**GIVEN PROBLEM**
Report how many lines of the listing below include the word "created". Give nothing but the number.

**EXTRACTED INFORMATION**
_____

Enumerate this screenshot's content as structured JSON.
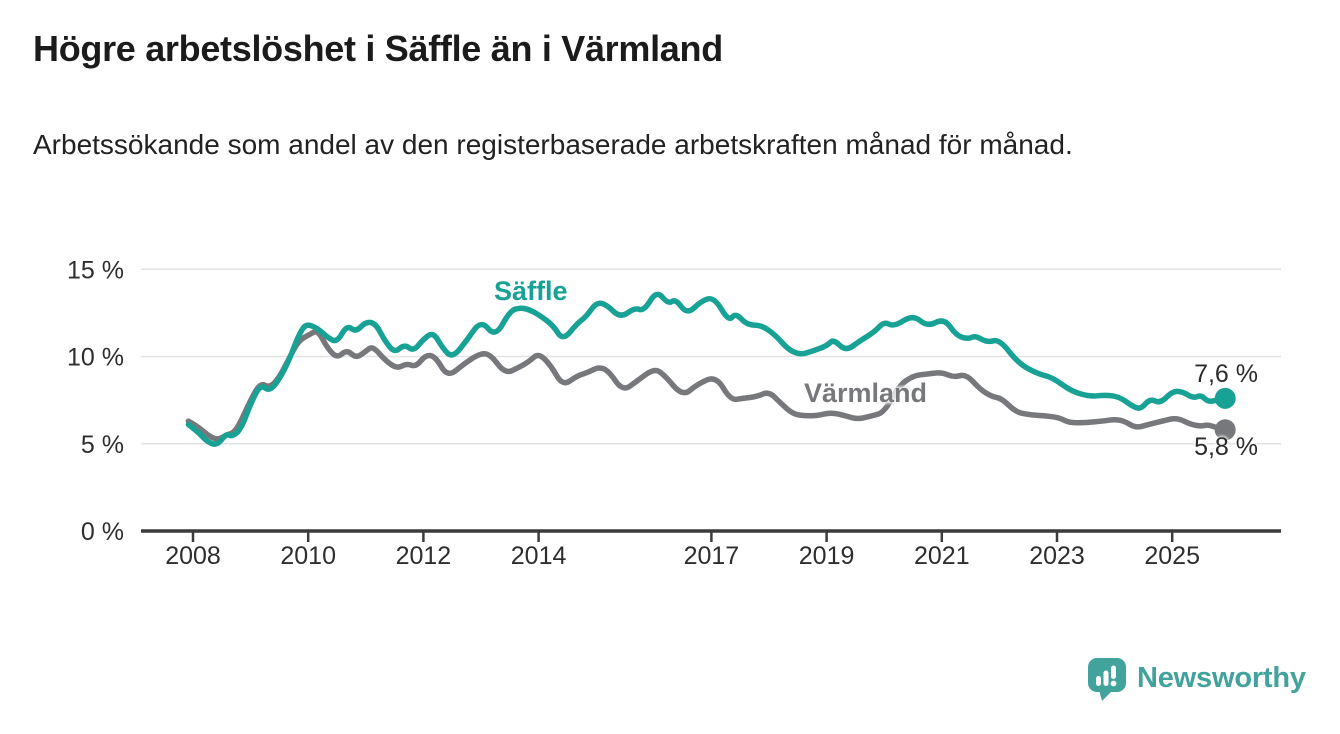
{
  "header": {
    "title": "Högre arbetslöshet i Säffle än i Värmland",
    "subtitle": "Arbetssökande som andel av den registerbaserade arbetskraften månad för månad."
  },
  "chart_data": {
    "type": "line",
    "unit": "%",
    "grid": "horizontal-only",
    "colors": {
      "grid": "#E2E2E2",
      "axis": "#3B3B3B",
      "tick_text": "#2E2E2E"
    },
    "y_axis": {
      "min": 0,
      "max": 15,
      "ticks": [
        {
          "value": 0,
          "label": "0 %"
        },
        {
          "value": 5,
          "label": "5 %"
        },
        {
          "value": 10,
          "label": "10 %"
        },
        {
          "value": 15,
          "label": "15 %"
        }
      ]
    },
    "x_axis": {
      "min": 2007.9,
      "max": 2026,
      "ticks": [
        {
          "year": 2008,
          "label": "2008"
        },
        {
          "year": 2010,
          "label": "2010"
        },
        {
          "year": 2012,
          "label": "2012"
        },
        {
          "year": 2014,
          "label": "2014"
        },
        {
          "year": 2017,
          "label": "2017"
        },
        {
          "year": 2019,
          "label": "2019"
        },
        {
          "year": 2021,
          "label": "2021"
        },
        {
          "year": 2023,
          "label": "2023"
        },
        {
          "year": 2025,
          "label": "2025"
        }
      ]
    },
    "series": [
      {
        "name": "Säffle",
        "color": "#17A295",
        "end_label": "7,6 %",
        "end_value": 7.6,
        "x": [
          2007.92,
          2008.08,
          2008.25,
          2008.42,
          2008.58,
          2008.67,
          2008.83,
          2009.0,
          2009.17,
          2009.33,
          2009.5,
          2009.67,
          2009.83,
          2009.96,
          2010.17,
          2010.33,
          2010.5,
          2010.67,
          2010.83,
          2011.0,
          2011.17,
          2011.33,
          2011.5,
          2011.67,
          2011.83,
          2012.0,
          2012.17,
          2012.33,
          2012.5,
          2012.75,
          2013.0,
          2013.25,
          2013.5,
          2013.67,
          2013.83,
          2014.0,
          2014.25,
          2014.42,
          2014.67,
          2014.83,
          2015.0,
          2015.17,
          2015.42,
          2015.67,
          2015.83,
          2016.05,
          2016.25,
          2016.38,
          2016.58,
          2016.83,
          2017.05,
          2017.3,
          2017.42,
          2017.62,
          2017.87,
          2018.12,
          2018.33,
          2018.54,
          2018.75,
          2019.0,
          2019.12,
          2019.33,
          2019.58,
          2019.83,
          2020.0,
          2020.17,
          2020.5,
          2020.75,
          2021.04,
          2021.25,
          2021.46,
          2021.58,
          2021.79,
          2022.0,
          2022.33,
          2022.67,
          2022.92,
          2023.25,
          2023.58,
          2023.83,
          2024.08,
          2024.33,
          2024.46,
          2024.62,
          2024.79,
          2025.0,
          2025.17,
          2025.37,
          2025.5,
          2025.62,
          2025.79,
          2025.92
        ],
        "values": [
          6.1,
          5.7,
          5.1,
          4.9,
          5.6,
          5.4,
          5.8,
          7.3,
          8.4,
          8.0,
          8.7,
          9.8,
          11.2,
          11.9,
          11.6,
          11.1,
          10.8,
          11.8,
          11.4,
          12.0,
          11.9,
          10.9,
          10.2,
          10.7,
          10.3,
          11.0,
          11.4,
          10.5,
          9.9,
          10.9,
          12.1,
          11.1,
          12.6,
          12.8,
          12.7,
          12.4,
          11.8,
          10.9,
          11.9,
          12.3,
          13.1,
          13.0,
          12.2,
          12.8,
          12.6,
          13.8,
          13.0,
          13.3,
          12.4,
          13.2,
          13.4,
          12.0,
          12.5,
          11.8,
          11.8,
          11.2,
          10.4,
          10.1,
          10.3,
          10.6,
          11.0,
          10.3,
          10.9,
          11.4,
          12.0,
          11.7,
          12.4,
          11.7,
          12.2,
          11.2,
          11.0,
          11.2,
          10.8,
          11.0,
          9.6,
          9.0,
          8.8,
          8.0,
          7.7,
          7.8,
          7.7,
          7.1,
          7.0,
          7.6,
          7.3,
          8.0,
          8.0,
          7.6,
          7.8,
          7.4,
          7.5,
          7.6
        ]
      },
      {
        "name": "Värmland",
        "color": "#77787B",
        "end_label": "5,8 %",
        "end_value": 5.8,
        "x": [
          2007.92,
          2008.08,
          2008.25,
          2008.42,
          2008.58,
          2008.75,
          2009.0,
          2009.17,
          2009.33,
          2009.5,
          2009.67,
          2009.83,
          2010.04,
          2010.17,
          2010.33,
          2010.5,
          2010.67,
          2010.83,
          2011.0,
          2011.12,
          2011.33,
          2011.54,
          2011.71,
          2011.87,
          2012.04,
          2012.21,
          2012.42,
          2012.71,
          2013.0,
          2013.17,
          2013.42,
          2013.67,
          2013.83,
          2014.0,
          2014.21,
          2014.42,
          2014.67,
          2014.87,
          2015.04,
          2015.21,
          2015.46,
          2015.71,
          2016.0,
          2016.17,
          2016.5,
          2016.75,
          2017.08,
          2017.33,
          2017.54,
          2017.79,
          2018.0,
          2018.21,
          2018.42,
          2018.62,
          2018.83,
          2019.08,
          2019.33,
          2019.54,
          2019.79,
          2020.0,
          2020.25,
          2020.5,
          2020.75,
          2021.0,
          2021.21,
          2021.42,
          2021.67,
          2021.87,
          2022.04,
          2022.29,
          2022.54,
          2022.79,
          2023.04,
          2023.21,
          2023.5,
          2023.79,
          2024.0,
          2024.17,
          2024.37,
          2024.58,
          2024.83,
          2025.08,
          2025.33,
          2025.5,
          2025.62,
          2025.79,
          2025.92
        ],
        "values": [
          6.3,
          6.0,
          5.5,
          5.2,
          5.5,
          5.7,
          7.5,
          8.5,
          8.2,
          8.8,
          9.9,
          10.9,
          11.3,
          11.5,
          10.5,
          9.9,
          10.4,
          9.9,
          10.3,
          10.6,
          9.8,
          9.3,
          9.6,
          9.4,
          10.1,
          10.0,
          8.8,
          9.6,
          10.2,
          10.1,
          9.0,
          9.4,
          9.7,
          10.2,
          9.5,
          8.3,
          8.9,
          9.1,
          9.4,
          9.2,
          8.0,
          8.6,
          9.3,
          9.0,
          7.7,
          8.4,
          8.9,
          7.5,
          7.6,
          7.7,
          8.0,
          7.3,
          6.7,
          6.6,
          6.6,
          6.8,
          6.6,
          6.4,
          6.6,
          6.8,
          8.3,
          8.9,
          9.0,
          9.1,
          8.8,
          9.0,
          8.1,
          7.7,
          7.6,
          6.8,
          6.65,
          6.6,
          6.5,
          6.2,
          6.2,
          6.3,
          6.4,
          6.3,
          5.9,
          6.1,
          6.3,
          6.5,
          6.1,
          6.0,
          6.1,
          5.9,
          5.8
        ]
      }
    ]
  },
  "footer": {
    "brand": "Newsworthy",
    "logo_color": "#41A39C"
  }
}
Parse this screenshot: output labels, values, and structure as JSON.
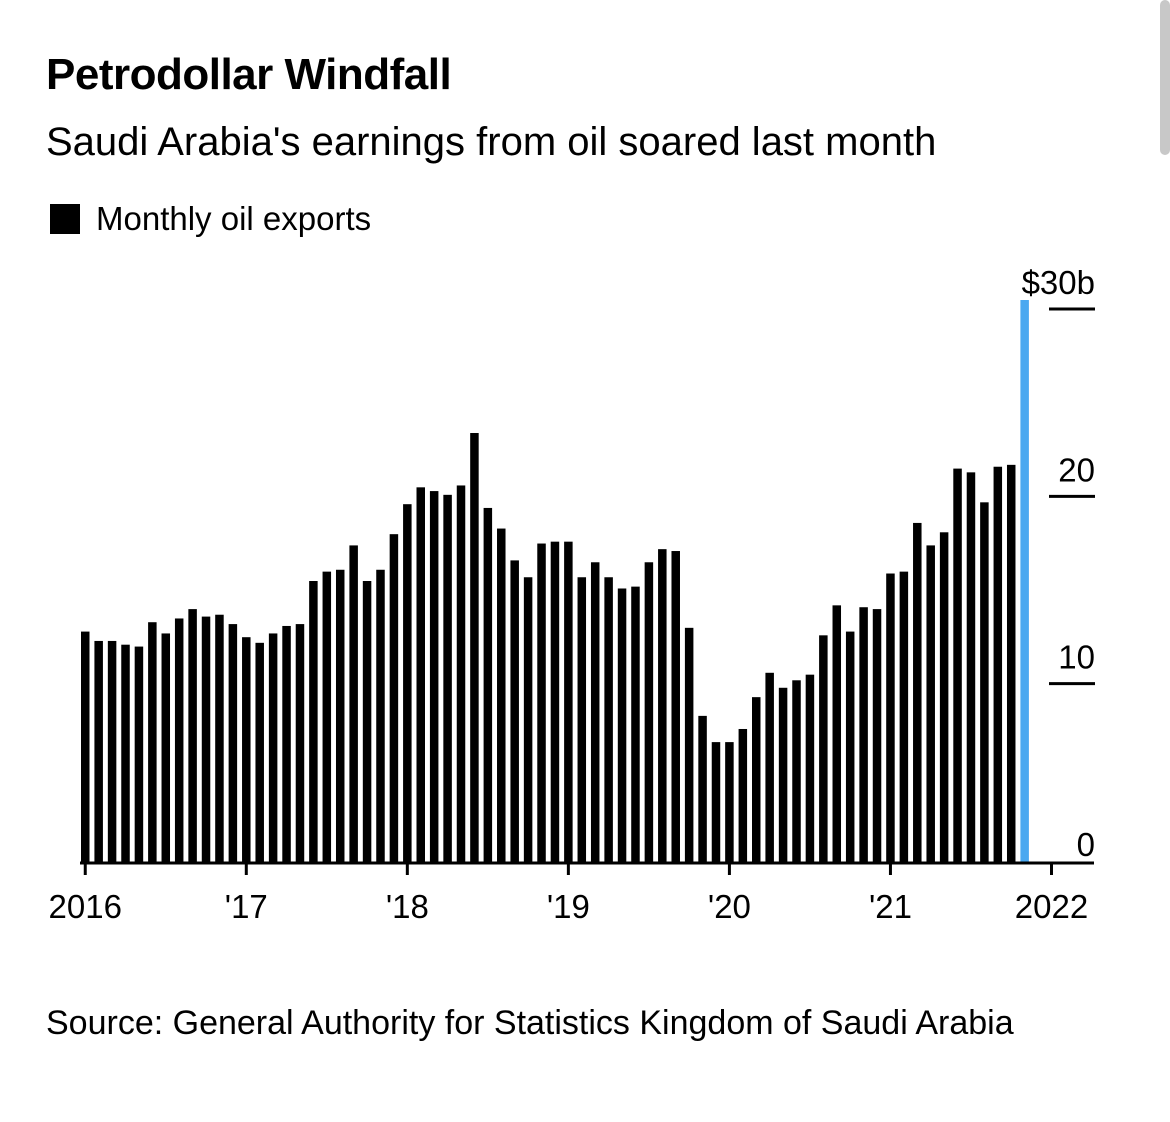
{
  "title": "Petrodollar Windfall",
  "subtitle": "Saudi Arabia's earnings from oil soared last month",
  "legend": {
    "label": "Monthly oil exports",
    "color": "#000000"
  },
  "source": "Source: General Authority for Statistics Kingdom of Saudi Arabia",
  "colors": {
    "bar": "#000000",
    "highlight": "#4aa8f0"
  },
  "chart_data": {
    "type": "bar",
    "title": "Petrodollar Windfall",
    "subtitle": "Saudi Arabia's earnings from oil soared last month",
    "series": [
      {
        "name": "Monthly oil exports",
        "values": [
          12.3,
          11.8,
          11.8,
          11.6,
          11.5,
          12.8,
          12.2,
          13.0,
          13.5,
          13.1,
          13.2,
          12.7,
          12.0,
          11.7,
          12.2,
          12.6,
          12.7,
          15.0,
          15.5,
          15.6,
          16.9,
          15.0,
          15.6,
          17.5,
          19.1,
          20.0,
          19.8,
          19.6,
          20.1,
          22.9,
          18.9,
          17.8,
          16.1,
          15.2,
          17.0,
          17.1,
          17.1,
          15.2,
          16.0,
          15.2,
          14.6,
          14.7,
          16.0,
          16.7,
          16.6,
          12.5,
          7.8,
          6.4,
          6.4,
          7.1,
          8.8,
          10.1,
          9.3,
          9.7,
          10.0,
          12.1,
          13.7,
          12.3,
          13.6,
          13.5,
          15.4,
          15.5,
          18.1,
          16.9,
          17.6,
          21.0,
          20.8,
          19.2,
          21.1,
          21.2,
          30.0
        ],
        "highlight_last": true
      }
    ],
    "start": "2016-01",
    "x_tick_labels": [
      "2016",
      "'17",
      "'18",
      "'19",
      "'20",
      "'21",
      "2022"
    ],
    "y_tick_labels": [
      "0",
      "10",
      "20",
      "$30b"
    ],
    "y_ticks": [
      0,
      10,
      20,
      30
    ],
    "ylim": [
      0,
      30
    ],
    "xlabel": "",
    "ylabel": ""
  }
}
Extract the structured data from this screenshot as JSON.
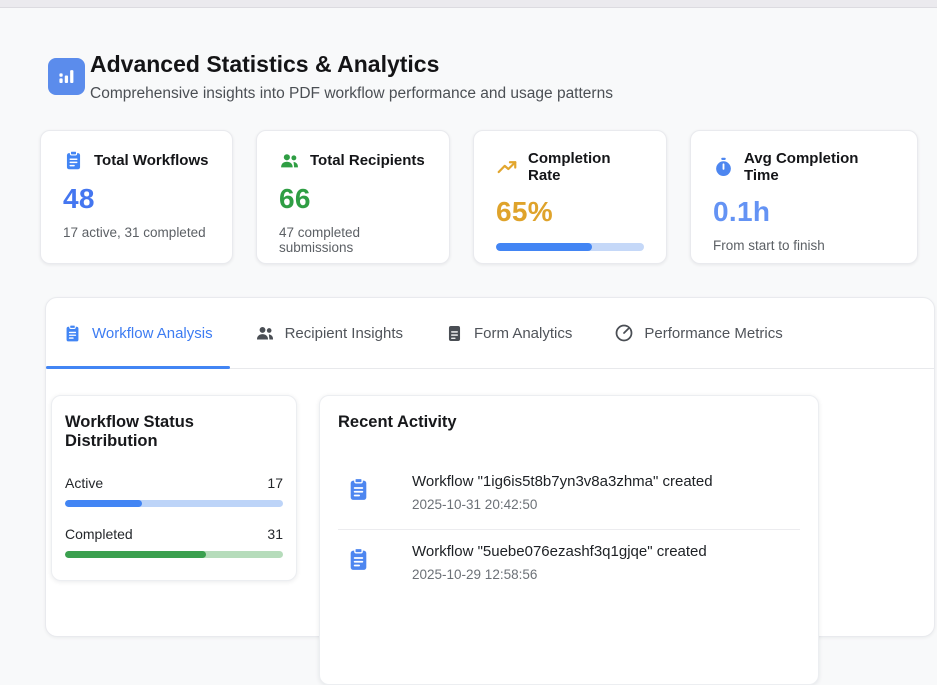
{
  "colors": {
    "primary_blue": "#4285f4",
    "blue_value": "#4476f0",
    "light_blue_value": "#6493f4",
    "green": "#2f9e44",
    "green_bar": "#3ba04f",
    "amber": "#dfa32b",
    "blue_track": "#c5d8f8",
    "green_track": "#b6dcbb",
    "page_bg": "#f8f9fa",
    "card_bg": "#ffffff",
    "card_border": "#e9eaee",
    "text_dark": "#17181b",
    "text_gray": "#5c6065",
    "header_icon_bg": "#5b8cec"
  },
  "header": {
    "title": "Advanced Statistics & Analytics",
    "subtitle": "Comprehensive insights into PDF workflow performance and usage patterns",
    "icon": "bar-chart-icon"
  },
  "stat_cards": [
    {
      "icon": "clipboard-icon",
      "title": "Total Workflows",
      "value": "48",
      "subtext": "17 active, 31 completed",
      "accent": "#4476f0"
    },
    {
      "icon": "users-icon",
      "title": "Total Recipients",
      "value": "66",
      "subtext": "47 completed submissions",
      "accent": "#2f9e44"
    },
    {
      "icon": "trending-up-icon",
      "title": "Completion Rate",
      "value": "65%",
      "progress_pct": 65,
      "accent": "#dfa32b"
    },
    {
      "icon": "stopwatch-icon",
      "title": "Avg Completion Time",
      "value": "0.1h",
      "subtext": "From start to finish",
      "accent": "#6493f4"
    }
  ],
  "tabs": [
    {
      "label": "Workflow Analysis",
      "icon": "clipboard-icon",
      "active": true
    },
    {
      "label": "Recipient Insights",
      "icon": "users-icon",
      "active": false
    },
    {
      "label": "Form Analytics",
      "icon": "document-icon",
      "active": false
    },
    {
      "label": "Performance Metrics",
      "icon": "gauge-icon",
      "active": false
    }
  ],
  "status_panel": {
    "title": "Workflow Status Distribution",
    "rows": [
      {
        "label": "Active",
        "value": "17",
        "pct": 35.4
      },
      {
        "label": "Completed",
        "value": "31",
        "pct": 64.6
      }
    ]
  },
  "activity_panel": {
    "title": "Recent Activity",
    "items": [
      {
        "icon": "clipboard-icon",
        "text": "Workflow \"1ig6is5t8b7yn3v8a3zhma\" created",
        "timestamp": "2025-10-31 20:42:50"
      },
      {
        "icon": "clipboard-icon",
        "text": "Workflow \"5uebe076ezashf3q1gjqe\" created",
        "timestamp": "2025-10-29 12:58:56"
      }
    ]
  }
}
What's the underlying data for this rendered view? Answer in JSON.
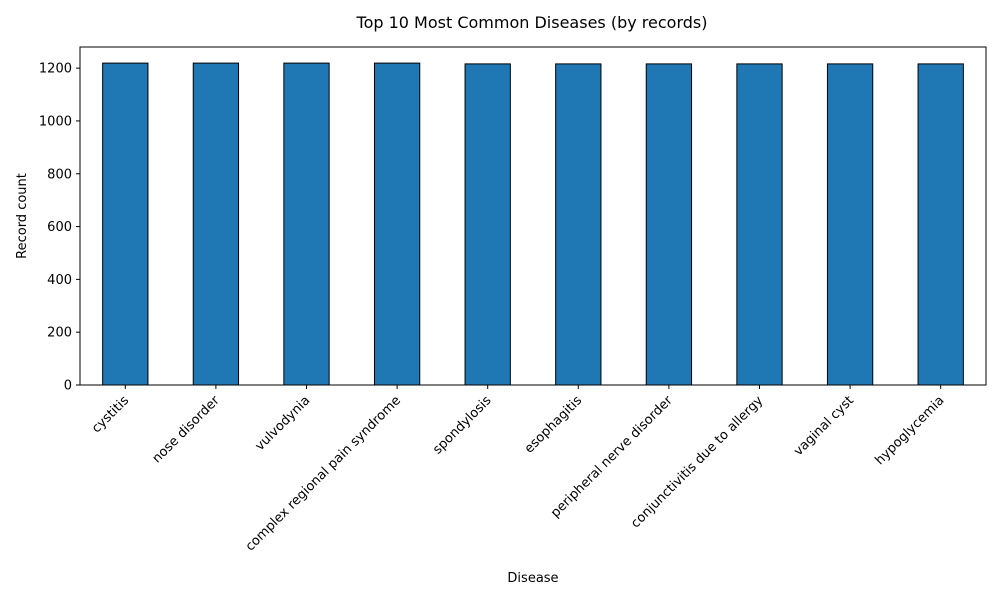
{
  "chart_data": {
    "type": "bar",
    "title": "Top 10 Most Common Diseases (by records)",
    "xlabel": "Disease",
    "ylabel": "Record count",
    "categories": [
      "cystitis",
      "nose disorder",
      "vulvodynia",
      "complex regional pain syndrome",
      "spondylosis",
      "esophagitis",
      "peripheral nerve disorder",
      "conjunctivitis due to allergy",
      "vaginal cyst",
      "hypoglycemia"
    ],
    "values": [
      1219,
      1219,
      1219,
      1219,
      1216,
      1216,
      1216,
      1216,
      1216,
      1216
    ],
    "ylim": [
      0,
      1280
    ],
    "yticks": [
      0,
      200,
      400,
      600,
      800,
      1000,
      1200
    ],
    "grid": false,
    "bar_color": "#1f77b4",
    "edge_color": "#000000"
  }
}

_____

**EXERCISE RESULT**
2